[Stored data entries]
★ ★ ★

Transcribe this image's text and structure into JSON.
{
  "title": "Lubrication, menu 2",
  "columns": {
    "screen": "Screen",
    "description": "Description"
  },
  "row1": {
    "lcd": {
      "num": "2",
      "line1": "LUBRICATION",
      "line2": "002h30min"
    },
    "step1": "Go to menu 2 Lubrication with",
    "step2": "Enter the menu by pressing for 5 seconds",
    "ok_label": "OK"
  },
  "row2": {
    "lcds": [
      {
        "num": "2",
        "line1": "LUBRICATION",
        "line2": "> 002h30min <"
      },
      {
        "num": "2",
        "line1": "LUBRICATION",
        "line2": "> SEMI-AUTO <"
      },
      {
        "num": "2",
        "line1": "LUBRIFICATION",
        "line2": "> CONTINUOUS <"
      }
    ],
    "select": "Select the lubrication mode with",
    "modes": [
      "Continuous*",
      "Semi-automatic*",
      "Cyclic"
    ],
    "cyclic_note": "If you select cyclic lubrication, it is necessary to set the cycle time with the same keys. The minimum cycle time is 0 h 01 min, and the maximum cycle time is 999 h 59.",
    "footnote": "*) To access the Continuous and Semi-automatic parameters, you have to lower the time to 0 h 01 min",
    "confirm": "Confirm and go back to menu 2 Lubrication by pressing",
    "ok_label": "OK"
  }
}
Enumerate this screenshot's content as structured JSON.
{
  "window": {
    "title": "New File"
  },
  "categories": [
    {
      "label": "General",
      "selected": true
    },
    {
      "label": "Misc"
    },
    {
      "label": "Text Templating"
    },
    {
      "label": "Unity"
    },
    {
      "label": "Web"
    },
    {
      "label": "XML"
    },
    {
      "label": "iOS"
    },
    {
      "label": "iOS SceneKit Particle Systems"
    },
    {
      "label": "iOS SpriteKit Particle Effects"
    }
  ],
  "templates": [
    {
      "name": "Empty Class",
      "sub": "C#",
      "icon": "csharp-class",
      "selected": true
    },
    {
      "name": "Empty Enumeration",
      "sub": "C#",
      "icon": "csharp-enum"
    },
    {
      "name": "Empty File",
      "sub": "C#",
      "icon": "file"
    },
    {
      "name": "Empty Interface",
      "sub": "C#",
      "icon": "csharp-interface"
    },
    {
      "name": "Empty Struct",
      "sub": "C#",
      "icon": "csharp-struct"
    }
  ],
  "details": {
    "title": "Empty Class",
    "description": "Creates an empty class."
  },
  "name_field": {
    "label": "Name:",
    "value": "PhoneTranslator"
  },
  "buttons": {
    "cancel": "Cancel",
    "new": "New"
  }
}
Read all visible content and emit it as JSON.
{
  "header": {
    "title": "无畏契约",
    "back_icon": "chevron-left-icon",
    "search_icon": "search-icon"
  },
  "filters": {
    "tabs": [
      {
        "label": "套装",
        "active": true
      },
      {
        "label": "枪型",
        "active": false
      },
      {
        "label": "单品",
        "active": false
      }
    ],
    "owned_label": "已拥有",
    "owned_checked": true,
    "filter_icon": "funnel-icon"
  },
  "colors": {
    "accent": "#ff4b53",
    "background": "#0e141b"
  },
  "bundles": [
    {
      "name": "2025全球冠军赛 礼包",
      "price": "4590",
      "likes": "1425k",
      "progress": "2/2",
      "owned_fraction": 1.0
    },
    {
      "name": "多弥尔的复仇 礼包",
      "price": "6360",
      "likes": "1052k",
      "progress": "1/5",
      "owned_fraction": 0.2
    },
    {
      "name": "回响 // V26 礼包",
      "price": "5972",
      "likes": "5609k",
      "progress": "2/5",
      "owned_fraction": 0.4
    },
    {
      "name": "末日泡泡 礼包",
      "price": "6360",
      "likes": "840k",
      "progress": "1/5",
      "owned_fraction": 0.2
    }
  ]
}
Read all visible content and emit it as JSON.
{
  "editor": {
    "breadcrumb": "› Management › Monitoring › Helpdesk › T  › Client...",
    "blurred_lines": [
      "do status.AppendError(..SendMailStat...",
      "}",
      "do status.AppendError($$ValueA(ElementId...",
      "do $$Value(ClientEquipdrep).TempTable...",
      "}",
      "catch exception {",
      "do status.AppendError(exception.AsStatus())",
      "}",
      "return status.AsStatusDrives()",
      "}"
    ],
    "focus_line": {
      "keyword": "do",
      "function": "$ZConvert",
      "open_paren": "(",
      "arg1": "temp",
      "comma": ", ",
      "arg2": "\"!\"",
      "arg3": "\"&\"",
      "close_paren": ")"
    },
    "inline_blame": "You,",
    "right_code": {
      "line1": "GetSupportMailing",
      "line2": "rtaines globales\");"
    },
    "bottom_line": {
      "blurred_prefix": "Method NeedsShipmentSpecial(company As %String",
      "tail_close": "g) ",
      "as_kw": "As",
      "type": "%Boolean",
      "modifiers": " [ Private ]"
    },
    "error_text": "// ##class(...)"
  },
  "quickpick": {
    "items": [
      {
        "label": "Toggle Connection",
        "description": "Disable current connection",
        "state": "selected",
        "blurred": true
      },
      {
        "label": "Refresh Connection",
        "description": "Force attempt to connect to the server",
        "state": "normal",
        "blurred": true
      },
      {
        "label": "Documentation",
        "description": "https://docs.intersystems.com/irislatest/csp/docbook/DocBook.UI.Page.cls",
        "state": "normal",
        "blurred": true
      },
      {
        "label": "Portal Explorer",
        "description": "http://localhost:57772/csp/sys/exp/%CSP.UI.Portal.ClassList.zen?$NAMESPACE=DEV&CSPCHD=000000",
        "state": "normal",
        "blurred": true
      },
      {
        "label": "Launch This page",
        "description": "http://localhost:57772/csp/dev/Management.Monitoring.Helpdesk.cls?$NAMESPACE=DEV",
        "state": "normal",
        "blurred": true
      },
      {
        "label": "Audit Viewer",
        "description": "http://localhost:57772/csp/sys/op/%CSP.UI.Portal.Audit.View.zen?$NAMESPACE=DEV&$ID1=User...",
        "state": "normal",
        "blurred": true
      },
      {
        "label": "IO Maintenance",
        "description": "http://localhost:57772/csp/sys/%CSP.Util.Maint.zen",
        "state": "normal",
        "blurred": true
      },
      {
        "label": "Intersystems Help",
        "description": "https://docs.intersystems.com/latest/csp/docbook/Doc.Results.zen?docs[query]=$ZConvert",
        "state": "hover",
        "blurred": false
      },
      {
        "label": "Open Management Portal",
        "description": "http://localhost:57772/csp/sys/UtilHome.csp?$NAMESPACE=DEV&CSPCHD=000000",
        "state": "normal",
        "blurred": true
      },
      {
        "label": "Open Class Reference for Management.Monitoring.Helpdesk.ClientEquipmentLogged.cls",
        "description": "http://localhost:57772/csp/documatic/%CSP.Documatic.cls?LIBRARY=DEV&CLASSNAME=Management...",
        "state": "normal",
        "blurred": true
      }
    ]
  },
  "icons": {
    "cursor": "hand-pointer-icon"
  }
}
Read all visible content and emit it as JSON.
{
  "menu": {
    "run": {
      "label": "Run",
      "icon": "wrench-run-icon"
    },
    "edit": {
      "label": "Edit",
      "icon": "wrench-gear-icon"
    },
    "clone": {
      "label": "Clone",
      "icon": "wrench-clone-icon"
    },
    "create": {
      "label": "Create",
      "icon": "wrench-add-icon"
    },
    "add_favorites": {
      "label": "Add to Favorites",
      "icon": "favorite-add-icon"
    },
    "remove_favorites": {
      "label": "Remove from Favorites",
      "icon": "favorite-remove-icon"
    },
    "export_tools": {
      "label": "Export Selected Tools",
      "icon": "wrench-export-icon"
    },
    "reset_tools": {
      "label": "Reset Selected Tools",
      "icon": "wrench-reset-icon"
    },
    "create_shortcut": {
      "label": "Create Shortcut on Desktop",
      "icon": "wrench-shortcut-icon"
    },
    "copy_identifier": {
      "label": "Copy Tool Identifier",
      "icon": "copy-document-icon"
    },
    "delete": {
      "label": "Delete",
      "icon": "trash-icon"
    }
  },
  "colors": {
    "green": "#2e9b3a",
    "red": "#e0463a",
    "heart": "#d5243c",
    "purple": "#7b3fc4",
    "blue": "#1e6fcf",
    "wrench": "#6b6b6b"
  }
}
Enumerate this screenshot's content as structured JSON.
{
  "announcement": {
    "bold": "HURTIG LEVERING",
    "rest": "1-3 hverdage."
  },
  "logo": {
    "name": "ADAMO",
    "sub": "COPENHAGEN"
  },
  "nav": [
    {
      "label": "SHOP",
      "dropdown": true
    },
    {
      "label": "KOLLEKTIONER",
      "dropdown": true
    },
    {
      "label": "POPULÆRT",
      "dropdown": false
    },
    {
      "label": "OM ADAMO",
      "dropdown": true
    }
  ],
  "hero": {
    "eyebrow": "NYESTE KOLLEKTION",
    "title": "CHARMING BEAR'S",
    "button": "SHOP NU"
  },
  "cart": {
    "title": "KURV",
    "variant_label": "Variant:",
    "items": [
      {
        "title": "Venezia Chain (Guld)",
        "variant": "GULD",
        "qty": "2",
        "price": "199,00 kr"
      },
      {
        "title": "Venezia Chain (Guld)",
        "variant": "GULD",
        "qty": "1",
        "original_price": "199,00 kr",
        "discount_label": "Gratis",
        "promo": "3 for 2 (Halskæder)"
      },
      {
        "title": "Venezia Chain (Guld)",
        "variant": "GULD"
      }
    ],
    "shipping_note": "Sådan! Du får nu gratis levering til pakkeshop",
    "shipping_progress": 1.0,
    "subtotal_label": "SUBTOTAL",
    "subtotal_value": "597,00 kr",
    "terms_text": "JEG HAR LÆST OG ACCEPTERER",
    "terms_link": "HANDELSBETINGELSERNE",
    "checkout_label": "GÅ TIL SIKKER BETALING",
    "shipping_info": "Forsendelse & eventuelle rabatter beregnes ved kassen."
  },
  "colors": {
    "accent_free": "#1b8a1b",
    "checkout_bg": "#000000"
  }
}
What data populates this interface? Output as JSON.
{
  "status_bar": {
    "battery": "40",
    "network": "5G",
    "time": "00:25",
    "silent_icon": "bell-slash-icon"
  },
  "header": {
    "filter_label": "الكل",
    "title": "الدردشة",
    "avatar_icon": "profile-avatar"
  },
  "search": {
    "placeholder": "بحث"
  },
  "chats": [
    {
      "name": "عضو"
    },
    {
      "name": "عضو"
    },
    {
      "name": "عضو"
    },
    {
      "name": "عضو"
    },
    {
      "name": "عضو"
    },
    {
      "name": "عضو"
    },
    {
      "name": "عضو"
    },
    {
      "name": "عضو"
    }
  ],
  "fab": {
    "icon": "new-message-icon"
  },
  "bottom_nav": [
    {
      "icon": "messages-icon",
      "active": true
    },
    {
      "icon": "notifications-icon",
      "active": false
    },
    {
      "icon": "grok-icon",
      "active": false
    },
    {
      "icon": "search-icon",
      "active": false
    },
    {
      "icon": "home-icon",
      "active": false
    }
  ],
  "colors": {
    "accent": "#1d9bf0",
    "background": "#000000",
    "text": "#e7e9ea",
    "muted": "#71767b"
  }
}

★ ★ ★

→ **GIVEN EXERCISE**: Say how many lines in the listing above include "title". Give nothing but the number.

→ **PROBLEM SOLUTION**: 10